EXERCISE DETAILS: Lay out each line of the data below as a JSON list of strings, one string per line, skipping blank lines.

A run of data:
▶

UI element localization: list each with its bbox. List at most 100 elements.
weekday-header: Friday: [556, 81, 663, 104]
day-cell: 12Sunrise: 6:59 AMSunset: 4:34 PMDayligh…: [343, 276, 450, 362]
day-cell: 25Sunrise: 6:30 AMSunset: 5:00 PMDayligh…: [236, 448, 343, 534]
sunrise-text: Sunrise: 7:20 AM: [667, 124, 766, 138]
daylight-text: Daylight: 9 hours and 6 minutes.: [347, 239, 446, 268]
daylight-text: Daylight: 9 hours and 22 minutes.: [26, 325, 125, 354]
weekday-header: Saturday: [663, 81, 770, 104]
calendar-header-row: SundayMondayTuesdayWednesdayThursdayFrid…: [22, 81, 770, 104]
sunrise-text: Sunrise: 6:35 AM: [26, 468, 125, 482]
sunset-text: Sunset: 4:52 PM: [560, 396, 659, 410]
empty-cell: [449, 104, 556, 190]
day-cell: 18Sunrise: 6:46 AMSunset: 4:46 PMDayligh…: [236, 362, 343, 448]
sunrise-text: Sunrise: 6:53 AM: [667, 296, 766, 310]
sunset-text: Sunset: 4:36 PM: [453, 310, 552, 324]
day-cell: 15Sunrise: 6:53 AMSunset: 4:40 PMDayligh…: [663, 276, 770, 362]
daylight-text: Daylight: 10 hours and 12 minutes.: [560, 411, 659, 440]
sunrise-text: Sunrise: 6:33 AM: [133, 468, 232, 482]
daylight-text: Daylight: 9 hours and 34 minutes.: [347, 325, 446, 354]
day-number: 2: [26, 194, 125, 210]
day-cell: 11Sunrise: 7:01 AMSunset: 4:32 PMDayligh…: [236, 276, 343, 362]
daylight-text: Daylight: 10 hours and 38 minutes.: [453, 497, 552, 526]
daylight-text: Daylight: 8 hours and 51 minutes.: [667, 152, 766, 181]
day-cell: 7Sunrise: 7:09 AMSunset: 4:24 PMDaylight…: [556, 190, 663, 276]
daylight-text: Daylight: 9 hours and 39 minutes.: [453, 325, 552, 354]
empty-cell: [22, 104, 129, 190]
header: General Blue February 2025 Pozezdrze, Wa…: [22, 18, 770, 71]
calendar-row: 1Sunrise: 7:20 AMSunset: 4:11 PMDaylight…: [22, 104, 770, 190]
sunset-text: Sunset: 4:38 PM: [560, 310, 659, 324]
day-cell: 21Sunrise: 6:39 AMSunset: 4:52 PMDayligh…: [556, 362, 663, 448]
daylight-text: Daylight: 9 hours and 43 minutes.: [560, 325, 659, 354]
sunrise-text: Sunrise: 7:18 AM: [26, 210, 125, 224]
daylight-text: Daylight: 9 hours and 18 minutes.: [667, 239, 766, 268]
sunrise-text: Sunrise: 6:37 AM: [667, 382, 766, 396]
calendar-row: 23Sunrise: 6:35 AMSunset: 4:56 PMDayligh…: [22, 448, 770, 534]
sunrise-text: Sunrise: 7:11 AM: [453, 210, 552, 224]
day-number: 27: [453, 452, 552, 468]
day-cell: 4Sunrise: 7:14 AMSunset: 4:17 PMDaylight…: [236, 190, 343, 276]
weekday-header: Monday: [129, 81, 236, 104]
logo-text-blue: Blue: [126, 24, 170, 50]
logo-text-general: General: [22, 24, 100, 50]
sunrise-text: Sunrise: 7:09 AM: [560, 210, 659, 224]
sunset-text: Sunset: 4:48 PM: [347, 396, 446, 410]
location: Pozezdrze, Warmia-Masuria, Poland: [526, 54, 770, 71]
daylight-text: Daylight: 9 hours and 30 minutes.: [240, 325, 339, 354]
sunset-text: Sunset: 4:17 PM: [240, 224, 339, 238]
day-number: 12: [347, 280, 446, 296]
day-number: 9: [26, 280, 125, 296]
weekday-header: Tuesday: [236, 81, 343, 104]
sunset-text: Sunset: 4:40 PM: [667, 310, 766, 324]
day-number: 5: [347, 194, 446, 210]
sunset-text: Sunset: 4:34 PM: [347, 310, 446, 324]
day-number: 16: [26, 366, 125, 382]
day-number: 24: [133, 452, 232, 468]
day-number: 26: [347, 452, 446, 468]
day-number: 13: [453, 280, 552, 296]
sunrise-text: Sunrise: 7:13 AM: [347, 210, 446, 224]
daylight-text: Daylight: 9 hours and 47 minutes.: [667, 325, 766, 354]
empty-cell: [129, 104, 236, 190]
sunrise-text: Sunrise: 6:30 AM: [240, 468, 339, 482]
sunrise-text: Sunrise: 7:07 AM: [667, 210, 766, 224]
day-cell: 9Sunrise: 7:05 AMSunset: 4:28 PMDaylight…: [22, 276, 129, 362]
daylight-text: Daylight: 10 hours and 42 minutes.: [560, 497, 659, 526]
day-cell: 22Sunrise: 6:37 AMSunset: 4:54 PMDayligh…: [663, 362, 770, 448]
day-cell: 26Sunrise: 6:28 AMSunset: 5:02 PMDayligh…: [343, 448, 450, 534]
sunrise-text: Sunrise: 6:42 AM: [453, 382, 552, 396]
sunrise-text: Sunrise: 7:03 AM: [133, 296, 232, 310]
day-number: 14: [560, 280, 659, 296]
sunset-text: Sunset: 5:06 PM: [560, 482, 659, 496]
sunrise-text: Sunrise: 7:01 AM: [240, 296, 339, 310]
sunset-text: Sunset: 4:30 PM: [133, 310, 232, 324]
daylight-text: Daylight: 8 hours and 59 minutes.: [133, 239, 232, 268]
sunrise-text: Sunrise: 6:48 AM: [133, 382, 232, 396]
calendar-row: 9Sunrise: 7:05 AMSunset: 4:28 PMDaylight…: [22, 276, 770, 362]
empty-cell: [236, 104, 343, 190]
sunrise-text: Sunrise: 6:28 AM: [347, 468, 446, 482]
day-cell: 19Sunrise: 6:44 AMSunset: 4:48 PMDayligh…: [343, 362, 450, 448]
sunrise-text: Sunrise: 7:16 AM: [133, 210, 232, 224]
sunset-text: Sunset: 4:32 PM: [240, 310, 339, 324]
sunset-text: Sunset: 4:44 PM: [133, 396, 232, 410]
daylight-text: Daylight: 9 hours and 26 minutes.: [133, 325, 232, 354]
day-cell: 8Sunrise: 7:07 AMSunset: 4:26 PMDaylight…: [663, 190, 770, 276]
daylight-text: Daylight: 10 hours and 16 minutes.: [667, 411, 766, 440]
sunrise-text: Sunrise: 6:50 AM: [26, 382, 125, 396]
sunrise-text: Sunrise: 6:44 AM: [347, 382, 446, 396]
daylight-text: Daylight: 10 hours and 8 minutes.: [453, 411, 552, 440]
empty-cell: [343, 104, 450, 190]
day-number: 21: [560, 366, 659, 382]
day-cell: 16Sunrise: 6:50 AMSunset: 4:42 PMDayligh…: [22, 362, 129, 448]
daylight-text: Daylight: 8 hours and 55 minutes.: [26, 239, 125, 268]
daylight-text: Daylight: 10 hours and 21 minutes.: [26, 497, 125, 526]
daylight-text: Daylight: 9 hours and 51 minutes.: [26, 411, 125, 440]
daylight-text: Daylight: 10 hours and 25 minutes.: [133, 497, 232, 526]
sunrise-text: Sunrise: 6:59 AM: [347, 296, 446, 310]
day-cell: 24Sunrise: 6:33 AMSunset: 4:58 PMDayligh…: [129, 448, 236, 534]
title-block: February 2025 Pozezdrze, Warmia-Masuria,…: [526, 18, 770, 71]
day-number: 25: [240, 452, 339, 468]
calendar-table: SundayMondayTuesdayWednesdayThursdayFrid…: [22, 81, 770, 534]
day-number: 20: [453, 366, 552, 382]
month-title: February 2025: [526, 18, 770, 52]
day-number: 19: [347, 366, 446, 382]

◀

SOLUTION TO THIS EXERCISE:
[
  "UI element localization: list each with its bbox. List at most 100 elements.",
  "weekday-header: Friday: [556, 81, 663, 104]",
  "day-cell: 12Sunrise: 6:59 AMSunset: 4:34 PMDayligh…: [343, 276, 450, 362]",
  "day-cell: 25Sunrise: 6:30 AMSunset: 5:00 PMDayligh…: [236, 448, 343, 534]",
  "sunrise-text: Sunrise: 7:20 AM: [667, 124, 766, 138]",
  "daylight-text: Daylight: 9 hours and 6 minutes.: [347, 239, 446, 268]",
  "daylight-text: Daylight: 9 hours and 22 minutes.: [26, 325, 125, 354]",
  "weekday-header: Saturday: [663, 81, 770, 104]",
  "calendar-header-row: SundayMondayTuesdayWednesdayThursdayFrid…: [22, 81, 770, 104]",
  "sunrise-text: Sunrise: 6:35 AM: [26, 468, 125, 482]",
  "sunset-text: Sunset: 4:52 PM: [560, 396, 659, 410]",
  "empty-cell: [449, 104, 556, 190]",
  "day-cell: 18Sunrise: 6:46 AMSunset: 4:46 PMDayligh…: [236, 362, 343, 448]",
  "sunrise-text: Sunrise: 6:53 AM: [667, 296, 766, 310]",
  "sunset-text: Sunset: 4:36 PM: [453, 310, 552, 324]",
  "day-cell: 15Sunrise: 6:53 AMSunset: 4:40 PMDayligh…: [663, 276, 770, 362]",
  "daylight-text: Daylight: 10 hours and 12 minutes.: [560, 411, 659, 440]",
  "sunrise-text: Sunrise: 6:33 AM: [133, 468, 232, 482]",
  "daylight-text: Daylight: 9 hours and 34 minutes.: [347, 325, 446, 354]",
  "day-number: 2: [26, 194, 125, 210]",
  "day-cell: 11Sunrise: 7:01 AMSunset: 4:32 PMDayligh…: [236, 276, 343, 362]",
  "daylight-text: Daylight: 10 hours and 38 minutes.: [453, 497, 552, 526]",
  "daylight-text: Daylight: 8 hours and 51 minutes.: [667, 152, 766, 181]",
  "day-cell: 7Sunrise: 7:09 AMSunset: 4:24 PMDaylight…: [556, 190, 663, 276]",
  "daylight-text: Daylight: 9 hours and 39 minutes.: [453, 325, 552, 354]",
  "empty-cell: [22, 104, 129, 190]",
  "header: General Blue February 2025 Pozezdrze, Wa…: [22, 18, 770, 71]",
  "calendar-row: 1Sunrise: 7:20 AMSunset: 4:11 PMDaylight…: [22, 104, 770, 190]",
  "sunset-text: Sunset: 4:38 PM: [560, 310, 659, 324]",
  "day-cell: 21Sunrise: 6:39 AMSunset: 4:52 PMDayligh…: [556, 362, 663, 448]",
  "daylight-text: Daylight: 9 hours and 43 minutes.: [560, 325, 659, 354]",
  "sunrise-text: Sunrise: 7:18 AM: [26, 210, 125, 224]",
  "daylight-text: Daylight: 9 hours and 18 minutes.: [667, 239, 766, 268]",
  "sunrise-text: Sunrise: 6:37 AM: [667, 382, 766, 396]",
  "calendar-row: 23Sunrise: 6:35 AMSunset: 4:56 PMDayligh…: [22, 448, 770, 534]",
  "sunrise-text: Sunrise: 7:11 AM: [453, 210, 552, 224]",
  "day-number: 27: [453, 452, 552, 468]",
  "day-cell: 4Sunrise: 7:14 AMSunset: 4:17 PMDaylight…: [236, 190, 343, 276]",
  "weekday-header: Monday: [129, 81, 236, 104]",
  "logo-text-blue: Blue: [126, 24, 170, 50]",
  "logo-text-general: General: [22, 24, 100, 50]",
  "sunrise-text: Sunrise: 7:09 AM: [560, 210, 659, 224]",
  "sunset-text: Sunset: 4:48 PM: [347, 396, 446, 410]",
  "location: Pozezdrze, Warmia-Masuria, Poland: [526, 54, 770, 71]",
  "daylight-text: Daylight: 9 hours and 30 minutes.: [240, 325, 339, 354]",
  "sunset-text: Sunset: 4:17 PM: [240, 224, 339, 238]",
  "day-number: 12: [347, 280, 446, 296]",
  "day-number: 9: [26, 280, 125, 296]",
  "weekday-header: Tuesday: [236, 81, 343, 104]",
  "sunset-text: Sunset: 4:40 PM: [667, 310, 766, 324]",
  "day-number: 5: [347, 194, 446, 210]",
  "sunset-text: Sunset: 4:34 PM: [347, 310, 446, 324]",
  "day-number: 16: [26, 366, 125, 382]",
  "day-number: 24: [133, 452, 232, 468]",
  "day-number: 26: [347, 452, 446, 468]",
  "day-number: 13: [453, 280, 552, 296]",
  "sunrise-text: Sunrise: 7:13 AM: [347, 210, 446, 224]",
  "daylight-text: Daylight: 9 hours and 47 minutes.: [667, 325, 766, 354]",
  "empty-cell: [129, 104, 236, 190]",
  "sunrise-text: Sunrise: 6:30 AM: [240, 468, 339, 482]",
  "sunrise-text: Sunrise: 7:07 AM: [667, 210, 766, 224]",
  "day-cell: 9Sunrise: 7:05 AMSunset: 4:28 PMDaylight…: [22, 276, 129, 362]",
  "daylight-text: Daylight: 10 hours and 42 minutes.: [560, 497, 659, 526]",
  "day-cell: 22Sunrise: 6:37 AMSunset: 4:54 PMDayligh…: [663, 362, 770, 448]",
  "day-cell: 26Sunrise: 6:28 AMSunset: 5:02 PMDayligh…: [343, 448, 450, 534]",
  "sunrise-text: Sunrise: 6:42 AM: [453, 382, 552, 396]",
  "sunrise-text: Sunrise: 7:03 AM: [133, 296, 232, 310]",
  "day-number: 14: [560, 280, 659, 296]",
  "sunset-text: Sunset: 5:06 PM: [560, 482, 659, 496]",
  "sunrise-text: Sunrise: 7:01 AM: [240, 296, 339, 310]",
  "sunset-text: Sunset: 4:30 PM: [133, 310, 232, 324]",
  "daylight-text: Daylight: 8 hours and 59 minutes.: [133, 239, 232, 268]",
  "sunrise-text: Sunrise: 6:48 AM: [133, 382, 232, 396]",
  "calendar-row: 9Sunrise: 7:05 AMSunset: 4:28 PMDaylight…: [22, 276, 770, 362]",
  "empty-cell: [236, 104, 343, 190]",
  "sunrise-text: Sunrise: 6:28 AM: [347, 468, 446, 482]",
  "day-cell: 19Sunrise: 6:44 AMSunset: 4:48 PMDayligh…: [343, 362, 450, 448]",
  "sunrise-text: Sunrise: 7:16 AM: [133, 210, 232, 224]",
  "sunset-text: Sunset: 4:32 PM: [240, 310, 339, 324]",
  "sunset-text: Sunset: 4:44 PM: [133, 396, 232, 410]",
  "daylight-text: Daylight: 9 hours and 26 minutes.: [133, 325, 232, 354]",
  "day-cell: 8Sunrise: 7:07 AMSunset: 4:26 PMDaylight…: [663, 190, 770, 276]",
  "daylight-text: Daylight: 10 hours and 16 minutes.: [667, 411, 766, 440]",
  "sunrise-text: Sunrise: 6:50 AM: [26, 382, 125, 396]",
  "sunrise-text: Sunrise: 6:44 AM: [347, 382, 446, 396]",
  "daylight-text: Daylight: 10 hours and 8 minutes.: [453, 411, 552, 440]",
  "empty-cell: [343, 104, 450, 190]",
  "day-number: 21: [560, 366, 659, 382]",
  "day-cell: 16Sunrise: 6:50 AMSunset: 4:42 PMDayligh…: [22, 362, 129, 448]",
  "daylight-text: Daylight: 8 hours and 55 minutes.: [26, 239, 125, 268]",
  "daylight-text: Daylight: 10 hours and 21 minutes.: [26, 497, 125, 526]",
  "daylight-text: Daylight: 9 hours and 51 minutes.: [26, 411, 125, 440]",
  "daylight-text: Daylight: 10 hours and 25 minutes.: [133, 497, 232, 526]",
  "sunrise-text: Sunrise: 6:59 AM: [347, 296, 446, 310]",
  "day-cell: 24Sunrise: 6:33 AMSunset: 4:58 PMDayligh…: [129, 448, 236, 534]",
  "title-block: February 2025 Pozezdrze, Warmia-Masuria,…: [526, 18, 770, 71]",
  "day-number: 25: [240, 452, 339, 468]",
  "calendar-table: SundayMondayTuesdayWednesdayThursdayFrid…: [22, 81, 770, 534]",
  "day-number: 20: [453, 366, 552, 382]",
  "month-title: February 2025: [526, 18, 770, 52]",
  "day-number: 19: [347, 366, 446, 382]"
]